*Task requirements:* Print all the entries verbatim.

■ ■ ■ ■ ■

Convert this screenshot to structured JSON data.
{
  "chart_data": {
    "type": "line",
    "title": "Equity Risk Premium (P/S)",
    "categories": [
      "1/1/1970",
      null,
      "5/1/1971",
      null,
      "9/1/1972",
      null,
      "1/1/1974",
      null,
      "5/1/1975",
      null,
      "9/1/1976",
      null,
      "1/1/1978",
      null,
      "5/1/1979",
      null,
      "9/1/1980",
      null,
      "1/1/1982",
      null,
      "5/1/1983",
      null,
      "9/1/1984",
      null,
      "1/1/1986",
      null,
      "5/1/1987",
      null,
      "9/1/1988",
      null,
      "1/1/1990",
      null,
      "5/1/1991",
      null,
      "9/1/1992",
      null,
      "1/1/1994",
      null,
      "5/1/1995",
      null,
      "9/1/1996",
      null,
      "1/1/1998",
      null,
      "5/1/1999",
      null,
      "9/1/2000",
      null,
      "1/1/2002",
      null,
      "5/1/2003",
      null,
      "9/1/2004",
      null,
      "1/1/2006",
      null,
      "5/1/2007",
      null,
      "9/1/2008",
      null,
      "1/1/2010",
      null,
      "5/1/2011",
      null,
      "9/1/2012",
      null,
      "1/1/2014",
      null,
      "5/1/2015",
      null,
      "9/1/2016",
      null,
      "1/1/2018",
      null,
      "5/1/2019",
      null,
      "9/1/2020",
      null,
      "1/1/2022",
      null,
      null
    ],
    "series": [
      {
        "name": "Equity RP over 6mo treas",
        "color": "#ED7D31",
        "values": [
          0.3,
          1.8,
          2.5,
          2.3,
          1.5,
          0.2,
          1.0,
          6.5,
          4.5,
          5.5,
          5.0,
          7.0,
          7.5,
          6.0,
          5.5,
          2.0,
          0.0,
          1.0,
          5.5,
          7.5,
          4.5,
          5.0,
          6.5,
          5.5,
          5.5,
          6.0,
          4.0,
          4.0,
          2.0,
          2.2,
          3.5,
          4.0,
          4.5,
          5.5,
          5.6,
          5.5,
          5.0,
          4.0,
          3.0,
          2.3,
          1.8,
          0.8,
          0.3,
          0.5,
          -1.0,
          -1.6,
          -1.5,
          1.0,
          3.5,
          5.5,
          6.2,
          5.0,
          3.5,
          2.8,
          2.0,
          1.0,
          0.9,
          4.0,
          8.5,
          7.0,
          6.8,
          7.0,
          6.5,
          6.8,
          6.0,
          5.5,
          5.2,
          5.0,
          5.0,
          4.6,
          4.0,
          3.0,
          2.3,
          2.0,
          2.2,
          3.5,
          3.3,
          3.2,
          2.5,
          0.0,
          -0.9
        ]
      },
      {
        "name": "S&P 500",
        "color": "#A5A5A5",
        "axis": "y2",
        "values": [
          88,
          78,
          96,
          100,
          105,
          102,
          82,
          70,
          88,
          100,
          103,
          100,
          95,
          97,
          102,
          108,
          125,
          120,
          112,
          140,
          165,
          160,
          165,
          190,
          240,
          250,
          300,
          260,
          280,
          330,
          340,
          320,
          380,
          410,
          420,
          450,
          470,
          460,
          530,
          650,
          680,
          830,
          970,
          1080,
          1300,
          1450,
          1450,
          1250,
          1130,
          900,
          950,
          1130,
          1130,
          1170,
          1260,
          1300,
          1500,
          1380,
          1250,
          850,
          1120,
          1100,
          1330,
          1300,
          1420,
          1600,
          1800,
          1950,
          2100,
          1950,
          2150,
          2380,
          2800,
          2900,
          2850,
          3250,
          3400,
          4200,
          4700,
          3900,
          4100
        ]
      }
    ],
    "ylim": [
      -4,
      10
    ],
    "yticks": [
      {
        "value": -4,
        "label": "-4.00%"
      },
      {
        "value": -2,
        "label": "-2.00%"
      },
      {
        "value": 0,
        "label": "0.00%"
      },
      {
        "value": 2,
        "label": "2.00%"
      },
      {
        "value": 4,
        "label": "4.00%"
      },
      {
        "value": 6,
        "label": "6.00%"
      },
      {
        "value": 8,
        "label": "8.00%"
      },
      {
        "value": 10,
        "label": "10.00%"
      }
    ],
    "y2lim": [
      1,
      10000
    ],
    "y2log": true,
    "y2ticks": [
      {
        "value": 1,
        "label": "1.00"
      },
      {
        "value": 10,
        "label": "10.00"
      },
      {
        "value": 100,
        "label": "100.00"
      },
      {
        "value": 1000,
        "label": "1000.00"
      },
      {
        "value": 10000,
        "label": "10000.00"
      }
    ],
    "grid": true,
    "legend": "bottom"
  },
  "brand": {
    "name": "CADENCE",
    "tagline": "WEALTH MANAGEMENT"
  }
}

■ ■ ■ ■ ■

*Finished exercise:*
Convert this screenshot to structured JSON data.
{
  "chart_data": {
    "type": "line",
    "title": "Equity Risk Premium (P/S)",
    "categories": [
      "1/1/1970",
      null,
      "5/1/1971",
      null,
      "9/1/1972",
      null,
      "1/1/1974",
      null,
      "5/1/1975",
      null,
      "9/1/1976",
      null,
      "1/1/1978",
      null,
      "5/1/1979",
      null,
      "9/1/1980",
      null,
      "1/1/1982",
      null,
      "5/1/1983",
      null,
      "9/1/1984",
      null,
      "1/1/1986",
      null,
      "5/1/1987",
      null,
      "9/1/1988",
      null,
      "1/1/1990",
      null,
      "5/1/1991",
      null,
      "9/1/1992",
      null,
      "1/1/1994",
      null,
      "5/1/1995",
      null,
      "9/1/1996",
      null,
      "1/1/1998",
      null,
      "5/1/1999",
      null,
      "9/1/2000",
      null,
      "1/1/2002",
      null,
      "5/1/2003",
      null,
      "9/1/2004",
      null,
      "1/1/2006",
      null,
      "5/1/2007",
      null,
      "9/1/2008",
      null,
      "1/1/2010",
      null,
      "5/1/2011",
      null,
      "9/1/2012",
      null,
      "1/1/2014",
      null,
      "5/1/2015",
      null,
      "9/1/2016",
      null,
      "1/1/2018",
      null,
      "5/1/2019",
      null,
      "9/1/2020",
      null,
      "1/1/2022",
      null,
      null
    ],
    "series": [
      {
        "name": "Equity RP over 6mo treas",
        "color": "#ED7D31",
        "values": [
          0.3,
          1.8,
          2.5,
          2.3,
          1.5,
          0.2,
          1.0,
          6.5,
          4.5,
          5.5,
          5.0,
          7.0,
          7.5,
          6.0,
          5.5,
          2.0,
          0.0,
          1.0,
          5.5,
          7.5,
          4.5,
          5.0,
          6.5,
          5.5,
          5.5,
          6.0,
          4.0,
          4.0,
          2.0,
          2.2,
          3.5,
          4.0,
          4.5,
          5.5,
          5.6,
          5.5,
          5.0,
          4.0,
          3.0,
          2.3,
          1.8,
          0.8,
          0.3,
          0.5,
          -1.0,
          -1.6,
          -1.5,
          1.0,
          3.5,
          5.5,
          6.2,
          5.0,
          3.5,
          2.8,
          2.0,
          1.0,
          0.9,
          4.0,
          8.5,
          7.0,
          6.8,
          7.0,
          6.5,
          6.8,
          6.0,
          5.5,
          5.2,
          5.0,
          5.0,
          4.6,
          4.0,
          3.0,
          2.3,
          2.0,
          2.2,
          3.5,
          3.3,
          3.2,
          2.5,
          0.0,
          -0.9
        ]
      },
      {
        "name": "S&P 500",
        "color": "#A5A5A5",
        "axis": "y2",
        "values": [
          88,
          78,
          96,
          100,
          105,
          102,
          82,
          70,
          88,
          100,
          103,
          100,
          95,
          97,
          102,
          108,
          125,
          120,
          112,
          140,
          165,
          160,
          165,
          190,
          240,
          250,
          300,
          260,
          280,
          330,
          340,
          320,
          380,
          410,
          420,
          450,
          470,
          460,
          530,
          650,
          680,
          830,
          970,
          1080,
          1300,
          1450,
          1450,
          1250,
          1130,
          900,
          950,
          1130,
          1130,
          1170,
          1260,
          1300,
          1500,
          1380,
          1250,
          850,
          1120,
          1100,
          1330,
          1300,
          1420,
          1600,
          1800,
          1950,
          2100,
          1950,
          2150,
          2380,
          2800,
          2900,
          2850,
          3250,
          3400,
          4200,
          4700,
          3900,
          4100
        ]
      }
    ],
    "ylim": [
      -4,
      10
    ],
    "yticks": [
      {
        "value": -4,
        "label": "-4.00%"
      },
      {
        "value": -2,
        "label": "-2.00%"
      },
      {
        "value": 0,
        "label": "0.00%"
      },
      {
        "value": 2,
        "label": "2.00%"
      },
      {
        "value": 4,
        "label": "4.00%"
      },
      {
        "value": 6,
        "label": "6.00%"
      },
      {
        "value": 8,
        "label": "8.00%"
      },
      {
        "value": 10,
        "label": "10.00%"
      }
    ],
    "y2lim": [
      1,
      10000
    ],
    "y2log": true,
    "y2ticks": [
      {
        "value": 1,
        "label": "1.00"
      },
      {
        "value": 10,
        "label": "10.00"
      },
      {
        "value": 100,
        "label": "100.00"
      },
      {
        "value": 1000,
        "label": "1000.00"
      },
      {
        "value": 10000,
        "label": "10000.00"
      }
    ],
    "grid": true,
    "legend": "bottom"
  },
  "brand": {
    "name": "CADENCE",
    "tagline": "WEALTH MANAGEMENT"
  }
}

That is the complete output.